All entries must be repeated exactly; do not include the pictures.

[Saved entries]
-----
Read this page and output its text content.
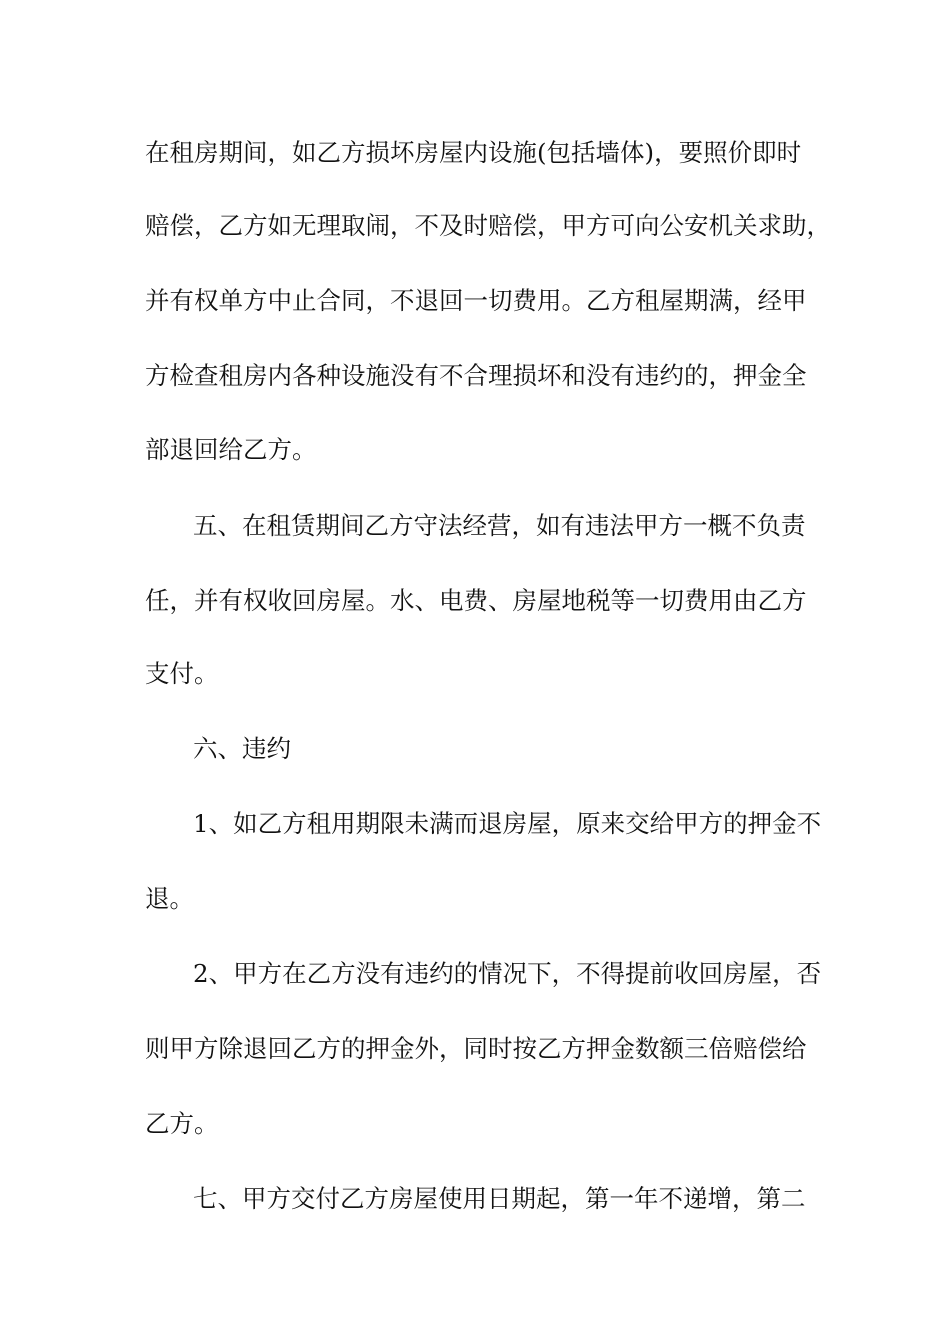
在租房期间，如乙方损坏房屋内设施(包括墙体)，要照价即时
赔偿，乙方如无理取闹，不及时赔偿，甲方可向公安机关求助，
并有权单方中止合同，不退回一切费用。乙方租屋期满，经甲
方检查租房内各种设施没有不合理损坏和没有违约的，押金全
部退回给乙方。
五、在租赁期间乙方守法经营，如有违法甲方一概不负责
任，并有权收回房屋。水、电费、房屋地税等一切费用由乙方
支付。
六、违约
1、如乙方租用期限未满而退房屋，原来交给甲方的押金不
退。
2、甲方在乙方没有违约的情况下，不得提前收回房屋，否
则甲方除退回乙方的押金外，同时按乙方押金数额三倍赔偿给
乙方。
七、甲方交付乙方房屋使用日期起，第一年不递增，第二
-----
# Response for this exercise
Read this page and output its text content.
在租房期间，如乙方损坏房屋内设施(包括墙体)，要照价即时
赔偿，乙方如无理取闹，不及时赔偿，甲方可向公安机关求助，
并有权单方中止合同，不退回一切费用。乙方租屋期满，经甲
方检查租房内各种设施没有不合理损坏和没有违约的，押金全
部退回给乙方。
五、在租赁期间乙方守法经营，如有违法甲方一概不负责
任，并有权收回房屋。水、电费、房屋地税等一切费用由乙方
支付。
六、违约
1、如乙方租用期限未满而退房屋，原来交给甲方的押金不
退。
2、甲方在乙方没有违约的情况下，不得提前收回房屋，否
则甲方除退回乙方的押金外，同时按乙方押金数额三倍赔偿给
乙方。
七、甲方交付乙方房屋使用日期起，第一年不递增，第二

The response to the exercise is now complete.